--- GESTELLTE AUFGABE A ---
Übersetze den Satz „Zwei Aspekte stehen dabei im Vordergrund: der Forschungsinhalt und das Forschungsteam.“ aus dem Textauszug ins Englische.
--- GESTELLTE AUFGABE B ---
Gib bitte den Teil des Textauszugs unverändert aus, der mit „Roswitha Hofmann berät“ anfängt und sich bis einschließlich „einen Workshop an.“ fortsetzt.

--- TEXTAUSZUG ---
==========

Gender gibt’s nicht, gibt’s nicht.

Roswitha Hofmann berät unter anderem Hochschuleinrichtungen und Forschungsteams dabei, Diversitäts- und Geschlechterrelevanz in der Forschung zu identifizieren. Zwei Aspekte stehen dabei im Vordergrund: der Forschungsinhalt und das Forschungsteam. Im Interview spricht sie darüber, dass zumindest in einem Aspekt Gender immer eine Rolle spielt. Mitte November bietet sie für Bedienstete der Universität Klagenfurt einen Workshop an.

Ist die Beachtung von Gender- und Diversitätsaspekten in Forschungsprojekten nach wie vor exotisch oder ist die Beschäftigung damit mittlerweile selbstverständlich geworden?

Ich berate seit Anfang der Nullerjahre in diesem Feld. Damals wurde das Gleichbehandlungsgesetz in Österreich verabschiedet, und es ist mehr Nachfrage nach Unterstützung entstanden. In den letzten Jahren haben sich die Hochschul- und Forschungspolicies im europäischen Raum immer stärker auf diese Thematiken fokussiert. Das liegt auch daran, dass die in der Agenda 2030 festgeschriebenen Social Development Goals auf soziale Gleichstellung und Antidiskriminierung abzielen, was auch in den Hochschulraum hineinfließt. Wir können uns vor dem Hintergrund der aktuellen Krisen keine Ausschlüsse von Menschen leisten, die mit ihrer Expertise und ihren Erfahrungen zur Wissensgenerierung und Innovation beitragen könnten. Daher sind auch die Vorgaben zu Gender und Diversität strikter geworden, bis hin zum Ausschlusskriterium, wenn man bei Förderanträgen keine diesbezügliche fachlich fundierte Reflexion nachweisen kann.

==========

--- DATENSATZ ---
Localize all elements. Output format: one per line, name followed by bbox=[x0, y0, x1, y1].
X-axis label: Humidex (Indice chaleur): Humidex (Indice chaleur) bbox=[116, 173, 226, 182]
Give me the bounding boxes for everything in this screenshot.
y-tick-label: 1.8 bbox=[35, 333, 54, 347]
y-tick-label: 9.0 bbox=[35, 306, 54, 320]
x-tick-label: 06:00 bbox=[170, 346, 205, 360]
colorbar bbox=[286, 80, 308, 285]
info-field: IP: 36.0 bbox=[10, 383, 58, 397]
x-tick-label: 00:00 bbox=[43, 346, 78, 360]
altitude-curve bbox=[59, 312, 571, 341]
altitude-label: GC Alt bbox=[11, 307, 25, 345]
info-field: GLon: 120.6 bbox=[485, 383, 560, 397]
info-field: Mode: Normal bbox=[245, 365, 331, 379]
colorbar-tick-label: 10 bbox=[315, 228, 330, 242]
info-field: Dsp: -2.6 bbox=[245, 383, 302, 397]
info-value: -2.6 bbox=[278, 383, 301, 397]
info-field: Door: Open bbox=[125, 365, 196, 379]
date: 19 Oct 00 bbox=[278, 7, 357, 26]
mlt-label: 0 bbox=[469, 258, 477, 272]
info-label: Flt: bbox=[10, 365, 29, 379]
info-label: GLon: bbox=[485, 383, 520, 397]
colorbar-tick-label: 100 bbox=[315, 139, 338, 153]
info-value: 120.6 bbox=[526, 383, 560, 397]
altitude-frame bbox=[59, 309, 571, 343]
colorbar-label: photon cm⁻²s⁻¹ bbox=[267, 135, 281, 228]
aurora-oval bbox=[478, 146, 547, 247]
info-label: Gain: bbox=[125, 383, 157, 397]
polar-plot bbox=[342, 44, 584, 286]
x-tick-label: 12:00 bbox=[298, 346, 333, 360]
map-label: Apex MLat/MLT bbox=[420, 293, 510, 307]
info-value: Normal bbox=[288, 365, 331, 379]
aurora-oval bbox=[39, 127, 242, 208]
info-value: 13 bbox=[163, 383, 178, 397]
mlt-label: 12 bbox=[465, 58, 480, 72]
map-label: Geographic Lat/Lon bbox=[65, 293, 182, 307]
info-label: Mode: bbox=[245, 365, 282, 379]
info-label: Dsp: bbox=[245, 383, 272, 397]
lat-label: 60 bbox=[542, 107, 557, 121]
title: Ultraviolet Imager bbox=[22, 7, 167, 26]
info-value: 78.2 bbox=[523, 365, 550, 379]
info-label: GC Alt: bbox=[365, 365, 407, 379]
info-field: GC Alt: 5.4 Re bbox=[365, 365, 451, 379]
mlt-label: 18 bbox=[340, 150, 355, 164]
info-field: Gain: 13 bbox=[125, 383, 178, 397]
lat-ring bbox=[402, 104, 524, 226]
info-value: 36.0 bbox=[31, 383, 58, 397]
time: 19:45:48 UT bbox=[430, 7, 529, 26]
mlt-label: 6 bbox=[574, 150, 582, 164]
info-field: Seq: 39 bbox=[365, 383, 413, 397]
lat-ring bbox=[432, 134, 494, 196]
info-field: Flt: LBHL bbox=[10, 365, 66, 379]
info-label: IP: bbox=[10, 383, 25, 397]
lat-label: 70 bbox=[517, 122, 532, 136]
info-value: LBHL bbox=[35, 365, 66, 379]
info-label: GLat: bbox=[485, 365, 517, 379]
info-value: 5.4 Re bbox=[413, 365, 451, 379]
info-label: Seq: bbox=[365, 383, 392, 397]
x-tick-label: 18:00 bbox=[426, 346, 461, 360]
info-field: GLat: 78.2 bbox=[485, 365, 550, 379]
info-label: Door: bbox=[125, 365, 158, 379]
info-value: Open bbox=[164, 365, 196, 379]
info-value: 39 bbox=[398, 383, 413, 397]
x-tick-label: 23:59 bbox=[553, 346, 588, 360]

==========

--- VOLLSTÄNDIGE AUSGABE A ---
Two aspects are the focus here: the research content and the research team.

--- VOLLSTÄNDIGE AUSGABE B ---
Roswitha Hofmann berät unter anderem Hochschuleinrichtungen und Forschungsteams dabei, Diversitäts- und Geschlechterrelevanz in der Forschung zu identifizieren. Zwei Aspekte stehen dabei im Vordergrund: der Forschungsinhalt und das Forschungsteam. Im Interview spricht sie darüber, dass zumindest in einem Aspekt Gender immer eine Rolle spielt. Mitte November bietet sie für Bedienstete der Universität Klagenfurt einen Workshop an.